Written problem:
Transcribe the listing verbatim. Do not carry over any pictures.

— Start —

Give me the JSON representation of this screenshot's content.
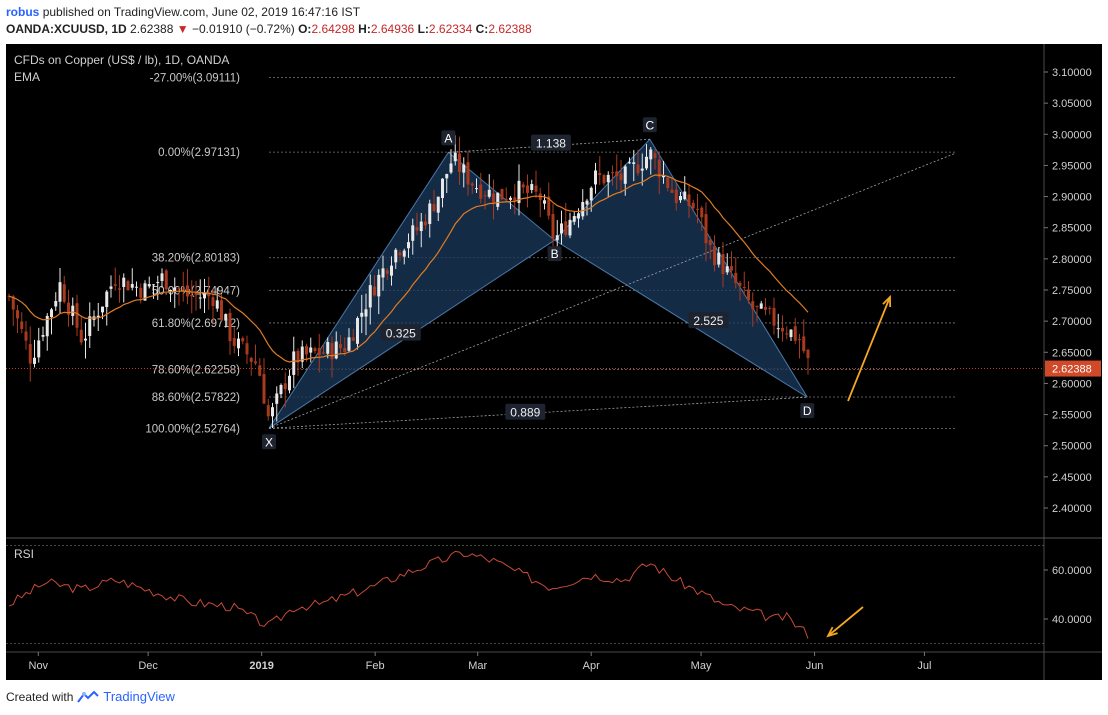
{
  "header": {
    "user": "robus",
    "published": "published on TradingView.com, June 02, 2019 16:47:16 IST",
    "symbol": "OANDA:XCUUSD, 1D",
    "last": "2.62388",
    "change": "−0.01910 (−0.72%)",
    "open_label": "O:",
    "open": "2.64298",
    "high_label": "H:",
    "high": "2.64936",
    "low_label": "L:",
    "low": "2.62334",
    "close_label": "C:",
    "close": "2.62388"
  },
  "footer": {
    "created_with": "Created with",
    "brand": "TradingView"
  },
  "colors": {
    "background": "#000000",
    "bull": "#e8e8e8",
    "bear": "#a93a1e",
    "ema": "#e07b24",
    "rsi": "#c84a38",
    "pattern_fill": "#1a3a5c",
    "pattern_edge": "#4a78a8",
    "arrow": "#f5a623",
    "price_tag": "#d04a2a"
  },
  "chart_data": [
    {
      "type": "candlestick",
      "title": "CFDs on Copper (US$ / lb), 1D, OANDA",
      "indicator": "EMA",
      "ylim": [
        2.35,
        3.12
      ],
      "y_ticks": [
        "3.10000",
        "3.05000",
        "3.00000",
        "2.95000",
        "2.90000",
        "2.85000",
        "2.80000",
        "2.75000",
        "2.70000",
        "2.65000",
        "2.60000",
        "2.55000",
        "2.50000",
        "2.45000",
        "2.40000"
      ],
      "x_ticks": [
        "Nov",
        "Dec",
        "2019",
        "Feb",
        "Mar",
        "Apr",
        "May",
        "Jun",
        "Jul"
      ],
      "last_price": "2.62388",
      "fib_levels": [
        {
          "label": "-27.00%(3.09111)",
          "value": 3.09111
        },
        {
          "label": "0.00%(2.97131)",
          "value": 2.97131
        },
        {
          "label": "38.20%(2.80183)",
          "value": 2.80183
        },
        {
          "label": "50.00%(2.74947)",
          "value": 2.74947
        },
        {
          "label": "61.80%(2.69712)",
          "value": 2.69712
        },
        {
          "label": "78.60%(2.62258)",
          "value": 2.62258
        },
        {
          "label": "88.60%(2.57822)",
          "value": 2.57822
        },
        {
          "label": "100.00%(2.52764)",
          "value": 2.52764
        }
      ],
      "pattern_points": [
        {
          "label": "X",
          "date": "2019-01-03",
          "price": 2.528
        },
        {
          "label": "A",
          "date": "2019-02-21",
          "price": 2.971
        },
        {
          "label": "B",
          "date": "2019-03-22",
          "price": 2.83
        },
        {
          "label": "C",
          "date": "2019-04-17",
          "price": 2.992
        },
        {
          "label": "D",
          "date": "2019-05-30",
          "price": 2.578
        }
      ],
      "ratios": [
        {
          "label": "1.138",
          "date": "2019-03-21",
          "price": 2.985
        },
        {
          "label": "0.325",
          "date": "2019-02-08",
          "price": 2.68
        },
        {
          "label": "2.525",
          "date": "2019-05-03",
          "price": 2.7
        },
        {
          "label": "0.889",
          "date": "2019-03-14",
          "price": 2.553
        }
      ],
      "close_path": [
        [
          "2018-10-24",
          2.74
        ],
        [
          "2018-10-30",
          2.64
        ],
        [
          "2018-11-07",
          2.76
        ],
        [
          "2018-11-13",
          2.67
        ],
        [
          "2018-11-22",
          2.77
        ],
        [
          "2018-11-30",
          2.75
        ],
        [
          "2018-12-05",
          2.77
        ],
        [
          "2018-12-12",
          2.74
        ],
        [
          "2018-12-19",
          2.74
        ],
        [
          "2018-12-24",
          2.67
        ],
        [
          "2018-12-31",
          2.63
        ],
        [
          "2019-01-03",
          2.54
        ],
        [
          "2019-01-10",
          2.64
        ],
        [
          "2019-01-17",
          2.65
        ],
        [
          "2019-01-24",
          2.66
        ],
        [
          "2019-01-31",
          2.75
        ],
        [
          "2019-02-06",
          2.81
        ],
        [
          "2019-02-13",
          2.85
        ],
        [
          "2019-02-18",
          2.9
        ],
        [
          "2019-02-22",
          2.96
        ],
        [
          "2019-02-28",
          2.92
        ],
        [
          "2019-03-06",
          2.9
        ],
        [
          "2019-03-12",
          2.91
        ],
        [
          "2019-03-18",
          2.9
        ],
        [
          "2019-03-22",
          2.83
        ],
        [
          "2019-03-27",
          2.87
        ],
        [
          "2019-04-02",
          2.93
        ],
        [
          "2019-04-10",
          2.93
        ],
        [
          "2019-04-17",
          2.97
        ],
        [
          "2019-04-24",
          2.9
        ],
        [
          "2019-04-30",
          2.88
        ],
        [
          "2019-05-03",
          2.82
        ],
        [
          "2019-05-08",
          2.78
        ],
        [
          "2019-05-15",
          2.72
        ],
        [
          "2019-05-21",
          2.7
        ],
        [
          "2019-05-24",
          2.69
        ],
        [
          "2019-05-28",
          2.67
        ],
        [
          "2019-05-31",
          2.62
        ]
      ]
    },
    {
      "type": "line",
      "title": "RSI",
      "ylim": [
        30,
        76
      ],
      "y_ticks": [
        "60.0000",
        "40.0000"
      ],
      "series": [
        {
          "name": "",
          "points": [
            [
              "2018-10-24",
              46
            ],
            [
              "2018-11-03",
              55
            ],
            [
              "2018-11-13",
              52
            ],
            [
              "2018-11-22",
              56
            ],
            [
              "2018-12-03",
              51
            ],
            [
              "2018-12-12",
              47
            ],
            [
              "2018-12-24",
              45
            ],
            [
              "2019-01-03",
              37
            ],
            [
              "2019-01-10",
              45
            ],
            [
              "2019-01-17",
              46
            ],
            [
              "2019-01-31",
              53
            ],
            [
              "2019-02-08",
              58
            ],
            [
              "2019-02-15",
              62
            ],
            [
              "2019-02-25",
              67
            ],
            [
              "2019-03-05",
              64
            ],
            [
              "2019-03-12",
              59
            ],
            [
              "2019-03-21",
              53
            ],
            [
              "2019-04-01",
              58
            ],
            [
              "2019-04-10",
              56
            ],
            [
              "2019-04-17",
              63
            ],
            [
              "2019-04-24",
              56
            ],
            [
              "2019-05-02",
              50
            ],
            [
              "2019-05-08",
              45
            ],
            [
              "2019-05-15",
              43
            ],
            [
              "2019-05-21",
              40
            ],
            [
              "2019-05-24",
              41
            ],
            [
              "2019-05-31",
              33
            ]
          ]
        }
      ]
    }
  ]
}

— End —

Completed task:
Give me the JSON representation of this screenshot's content.
{
  "header": {
    "user": "robus",
    "published": "published on TradingView.com, June 02, 2019 16:47:16 IST",
    "symbol": "OANDA:XCUUSD, 1D",
    "last": "2.62388",
    "change": "−0.01910 (−0.72%)",
    "open_label": "O:",
    "open": "2.64298",
    "high_label": "H:",
    "high": "2.64936",
    "low_label": "L:",
    "low": "2.62334",
    "close_label": "C:",
    "close": "2.62388"
  },
  "footer": {
    "created_with": "Created with",
    "brand": "TradingView"
  },
  "colors": {
    "background": "#000000",
    "bull": "#e8e8e8",
    "bear": "#a93a1e",
    "ema": "#e07b24",
    "rsi": "#c84a38",
    "pattern_fill": "#1a3a5c",
    "pattern_edge": "#4a78a8",
    "arrow": "#f5a623",
    "price_tag": "#d04a2a"
  },
  "chart_data": [
    {
      "type": "candlestick",
      "title": "CFDs on Copper (US$ / lb), 1D, OANDA",
      "indicator": "EMA",
      "ylim": [
        2.35,
        3.12
      ],
      "y_ticks": [
        "3.10000",
        "3.05000",
        "3.00000",
        "2.95000",
        "2.90000",
        "2.85000",
        "2.80000",
        "2.75000",
        "2.70000",
        "2.65000",
        "2.60000",
        "2.55000",
        "2.50000",
        "2.45000",
        "2.40000"
      ],
      "x_ticks": [
        "Nov",
        "Dec",
        "2019",
        "Feb",
        "Mar",
        "Apr",
        "May",
        "Jun",
        "Jul"
      ],
      "last_price": "2.62388",
      "fib_levels": [
        {
          "label": "-27.00%(3.09111)",
          "value": 3.09111
        },
        {
          "label": "0.00%(2.97131)",
          "value": 2.97131
        },
        {
          "label": "38.20%(2.80183)",
          "value": 2.80183
        },
        {
          "label": "50.00%(2.74947)",
          "value": 2.74947
        },
        {
          "label": "61.80%(2.69712)",
          "value": 2.69712
        },
        {
          "label": "78.60%(2.62258)",
          "value": 2.62258
        },
        {
          "label": "88.60%(2.57822)",
          "value": 2.57822
        },
        {
          "label": "100.00%(2.52764)",
          "value": 2.52764
        }
      ],
      "pattern_points": [
        {
          "label": "X",
          "date": "2019-01-03",
          "price": 2.528
        },
        {
          "label": "A",
          "date": "2019-02-21",
          "price": 2.971
        },
        {
          "label": "B",
          "date": "2019-03-22",
          "price": 2.83
        },
        {
          "label": "C",
          "date": "2019-04-17",
          "price": 2.992
        },
        {
          "label": "D",
          "date": "2019-05-30",
          "price": 2.578
        }
      ],
      "ratios": [
        {
          "label": "1.138",
          "date": "2019-03-21",
          "price": 2.985
        },
        {
          "label": "0.325",
          "date": "2019-02-08",
          "price": 2.68
        },
        {
          "label": "2.525",
          "date": "2019-05-03",
          "price": 2.7
        },
        {
          "label": "0.889",
          "date": "2019-03-14",
          "price": 2.553
        }
      ],
      "close_path": [
        [
          "2018-10-24",
          2.74
        ],
        [
          "2018-10-30",
          2.64
        ],
        [
          "2018-11-07",
          2.76
        ],
        [
          "2018-11-13",
          2.67
        ],
        [
          "2018-11-22",
          2.77
        ],
        [
          "2018-11-30",
          2.75
        ],
        [
          "2018-12-05",
          2.77
        ],
        [
          "2018-12-12",
          2.74
        ],
        [
          "2018-12-19",
          2.74
        ],
        [
          "2018-12-24",
          2.67
        ],
        [
          "2018-12-31",
          2.63
        ],
        [
          "2019-01-03",
          2.54
        ],
        [
          "2019-01-10",
          2.64
        ],
        [
          "2019-01-17",
          2.65
        ],
        [
          "2019-01-24",
          2.66
        ],
        [
          "2019-01-31",
          2.75
        ],
        [
          "2019-02-06",
          2.81
        ],
        [
          "2019-02-13",
          2.85
        ],
        [
          "2019-02-18",
          2.9
        ],
        [
          "2019-02-22",
          2.96
        ],
        [
          "2019-02-28",
          2.92
        ],
        [
          "2019-03-06",
          2.9
        ],
        [
          "2019-03-12",
          2.91
        ],
        [
          "2019-03-18",
          2.9
        ],
        [
          "2019-03-22",
          2.83
        ],
        [
          "2019-03-27",
          2.87
        ],
        [
          "2019-04-02",
          2.93
        ],
        [
          "2019-04-10",
          2.93
        ],
        [
          "2019-04-17",
          2.97
        ],
        [
          "2019-04-24",
          2.9
        ],
        [
          "2019-04-30",
          2.88
        ],
        [
          "2019-05-03",
          2.82
        ],
        [
          "2019-05-08",
          2.78
        ],
        [
          "2019-05-15",
          2.72
        ],
        [
          "2019-05-21",
          2.7
        ],
        [
          "2019-05-24",
          2.69
        ],
        [
          "2019-05-28",
          2.67
        ],
        [
          "2019-05-31",
          2.62
        ]
      ]
    },
    {
      "type": "line",
      "title": "RSI",
      "ylim": [
        30,
        76
      ],
      "y_ticks": [
        "60.0000",
        "40.0000"
      ],
      "series": [
        {
          "name": "",
          "points": [
            [
              "2018-10-24",
              46
            ],
            [
              "2018-11-03",
              55
            ],
            [
              "2018-11-13",
              52
            ],
            [
              "2018-11-22",
              56
            ],
            [
              "2018-12-03",
              51
            ],
            [
              "2018-12-12",
              47
            ],
            [
              "2018-12-24",
              45
            ],
            [
              "2019-01-03",
              37
            ],
            [
              "2019-01-10",
              45
            ],
            [
              "2019-01-17",
              46
            ],
            [
              "2019-01-31",
              53
            ],
            [
              "2019-02-08",
              58
            ],
            [
              "2019-02-15",
              62
            ],
            [
              "2019-02-25",
              67
            ],
            [
              "2019-03-05",
              64
            ],
            [
              "2019-03-12",
              59
            ],
            [
              "2019-03-21",
              53
            ],
            [
              "2019-04-01",
              58
            ],
            [
              "2019-04-10",
              56
            ],
            [
              "2019-04-17",
              63
            ],
            [
              "2019-04-24",
              56
            ],
            [
              "2019-05-02",
              50
            ],
            [
              "2019-05-08",
              45
            ],
            [
              "2019-05-15",
              43
            ],
            [
              "2019-05-21",
              40
            ],
            [
              "2019-05-24",
              41
            ],
            [
              "2019-05-31",
              33
            ]
          ]
        }
      ]
    }
  ]
}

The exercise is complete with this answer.